**Estratto del documento:**
TIRANNIDE indistintamente appellare si debbe ogni qualunque governo, in cui chi è preposto alla esecuzion delle leggi, può farle, distruggerle, infrangerle, interpretarle, impedirle, sospenderle; od anche soltanto deluderle, con sicurezza d'impunità. E quindi, o questo infrangi-legge sia ereditario, o sia elettivo; usurpatore, o legittimo; buono, o tristo; uno, o molti; a ogni modo, chiunque ha una forza effettiva, che basti a ciò fare, è tiranno; ogni società, che lo ammette, è tirannide; ogni popolo, che lo sopporta, è schiavo.

Vittorio Alfieri
(1790)


mercoledì 25 gennaio 2023

Giornata della Memoria. Quattro riflessioni

 

Scritta sul muro della sala delle docce di Mauthausen










27 febbraio 2023 – Giornata della Memoria

Giorgio Amico 

Quattro riflessioni su Memoria, storia e guerra


Prima riflessione: Memoria o ricordo?

Memoria e ricordo sono in genere considerati termini indicanti la stessa cosa. In realtà, ad una riflessione più attenta, i due vocaboli esprimono concetti profondamente diversi. Mentre il ricordo è fenomeno individuale, carico di emotività e filtrato dall'esperienza concreta del singolo individuo, la Memoria, e il maiuscolo è voluto, è realtà collettiva, fattore identitario e base del tessuto connettivo di una comunità.

Lo capirono per primi i Greci che della Memoria (Mnemosine) fecero una dea, figlia di Urano il Cielo) e di Gea (la Terra), che unendosi con Zeus generò le nove muse, cioè diede vita alla cultura e alle arti.

Secondo Diodoro Siculo è grazie a essa che gli uomini sono in grado di elaborare concetti e dunque di poter comunicare fra loro. Solo grazie alla Memoria, infatti, esiste un passato e dunque le premesse di un futuro e l'uomo non è costretto a vivere in un eterno presente, ripetendo sempre gli stessi errori. È la Memoria, dunque a rendere gli uomini pienamente uomini, capaci di scelte e in questo simili agli Dei.

È la Memoria a distinguere i viventi dai morti. Ce lo dice Omero nel decimo canto dell'Odissea. I defunti hanno perso ogni consapevolezza del passato, “sono ombre che vagano” nell'oscurità dell'Ade.

E su questo concetto che i Greci inventarono la Tragedia, non semplice spettacolo, ma rito collettivo, cerimonia sacra destinata a mantenere vivi i miti alla base della fondazione della polis e in questo modo a rinsaldare periodicamente i legami che tenevano uniti i cittadini e che li facevano sentire membri di una comunità coesa e vivente.

**Esercizio 1:**
Presenta le voci come tabella Markdown con le colonne "Riga" e "Testo", omettendo le righe vuote. Comincia dalla prima riga delle voci e fermati dopo quella che contiene "series-2-point (286, 247, 296, 256)".
Le voci che seguono non hanno alcun rapporto con l'estratto.

Voci con riquadri di delimitazione
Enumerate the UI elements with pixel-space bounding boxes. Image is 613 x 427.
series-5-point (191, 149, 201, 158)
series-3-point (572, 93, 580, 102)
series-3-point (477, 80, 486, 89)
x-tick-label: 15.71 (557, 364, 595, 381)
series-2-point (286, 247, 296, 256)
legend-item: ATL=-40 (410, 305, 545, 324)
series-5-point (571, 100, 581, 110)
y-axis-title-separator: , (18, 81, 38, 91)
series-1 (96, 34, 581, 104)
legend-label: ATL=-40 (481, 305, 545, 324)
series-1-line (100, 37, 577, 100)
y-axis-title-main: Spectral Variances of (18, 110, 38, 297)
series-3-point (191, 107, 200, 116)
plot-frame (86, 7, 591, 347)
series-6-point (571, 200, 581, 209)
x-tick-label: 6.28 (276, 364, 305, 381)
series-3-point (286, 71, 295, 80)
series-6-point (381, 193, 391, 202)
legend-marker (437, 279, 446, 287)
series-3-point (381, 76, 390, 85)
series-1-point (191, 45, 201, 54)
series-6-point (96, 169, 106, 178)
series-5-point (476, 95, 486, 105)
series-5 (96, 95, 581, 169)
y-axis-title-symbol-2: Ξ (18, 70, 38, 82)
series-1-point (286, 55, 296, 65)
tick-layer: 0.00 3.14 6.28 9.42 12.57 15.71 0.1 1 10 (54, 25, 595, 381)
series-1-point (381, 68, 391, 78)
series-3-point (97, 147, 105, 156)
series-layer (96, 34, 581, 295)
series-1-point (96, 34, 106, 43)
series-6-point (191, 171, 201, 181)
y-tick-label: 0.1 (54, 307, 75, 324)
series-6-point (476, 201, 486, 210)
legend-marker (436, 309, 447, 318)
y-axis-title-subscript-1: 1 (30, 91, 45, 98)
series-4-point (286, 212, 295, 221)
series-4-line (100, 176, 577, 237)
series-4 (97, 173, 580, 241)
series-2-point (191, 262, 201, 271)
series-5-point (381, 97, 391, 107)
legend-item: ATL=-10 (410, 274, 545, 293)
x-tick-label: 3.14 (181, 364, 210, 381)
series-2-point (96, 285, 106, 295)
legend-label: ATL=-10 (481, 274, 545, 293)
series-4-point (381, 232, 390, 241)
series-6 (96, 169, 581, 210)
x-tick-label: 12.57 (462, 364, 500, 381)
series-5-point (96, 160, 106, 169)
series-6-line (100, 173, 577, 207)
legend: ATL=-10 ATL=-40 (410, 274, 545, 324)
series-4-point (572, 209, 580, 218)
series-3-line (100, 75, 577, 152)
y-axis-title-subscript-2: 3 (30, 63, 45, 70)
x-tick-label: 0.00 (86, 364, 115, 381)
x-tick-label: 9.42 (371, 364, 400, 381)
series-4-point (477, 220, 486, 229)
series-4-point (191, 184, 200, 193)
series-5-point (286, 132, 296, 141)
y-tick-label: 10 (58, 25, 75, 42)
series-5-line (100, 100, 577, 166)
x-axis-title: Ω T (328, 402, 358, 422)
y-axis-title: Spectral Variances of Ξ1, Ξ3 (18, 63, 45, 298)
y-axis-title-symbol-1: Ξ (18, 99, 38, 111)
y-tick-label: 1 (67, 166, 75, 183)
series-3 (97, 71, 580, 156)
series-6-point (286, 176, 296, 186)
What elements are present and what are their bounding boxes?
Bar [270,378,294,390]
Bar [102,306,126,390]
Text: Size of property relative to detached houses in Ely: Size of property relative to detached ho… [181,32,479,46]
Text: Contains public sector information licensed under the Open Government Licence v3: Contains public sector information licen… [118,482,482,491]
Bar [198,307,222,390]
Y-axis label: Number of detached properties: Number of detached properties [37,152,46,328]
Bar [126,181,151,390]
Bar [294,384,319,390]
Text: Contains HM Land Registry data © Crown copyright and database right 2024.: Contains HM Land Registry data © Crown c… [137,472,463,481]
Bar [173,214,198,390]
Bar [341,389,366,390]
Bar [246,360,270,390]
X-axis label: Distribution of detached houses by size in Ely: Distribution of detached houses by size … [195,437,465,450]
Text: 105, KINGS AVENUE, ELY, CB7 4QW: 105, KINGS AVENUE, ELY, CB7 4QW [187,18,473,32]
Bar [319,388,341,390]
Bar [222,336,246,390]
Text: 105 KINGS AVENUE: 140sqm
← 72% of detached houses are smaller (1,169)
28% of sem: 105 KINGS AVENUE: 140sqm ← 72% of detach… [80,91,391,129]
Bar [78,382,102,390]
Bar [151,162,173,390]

**Esercizio 2:**
Secondo l'estratto sulla Memoria, di chi era figlia Mnemosine?

**Risposta scritta 1:**
| Riga | Testo |
|---|---|
| 1 | Enumerate the UI elements with pixel-space bounding boxes. Image is 613 x 427. |
| 2 | series-5-point (191, 149, 201, 158) |
| 3 | series-3-point (572, 93, 580, 102) |
| 4 | series-3-point (477, 80, 486, 89) |
| 5 | x-tick-label: 15.71 (557, 364, 595, 381) |
| 6 | series-2-point (286, 247, 296, 256) |

**Risposta scritta 2:**
Di Urano, il Cielo, e di Gea, la Terra.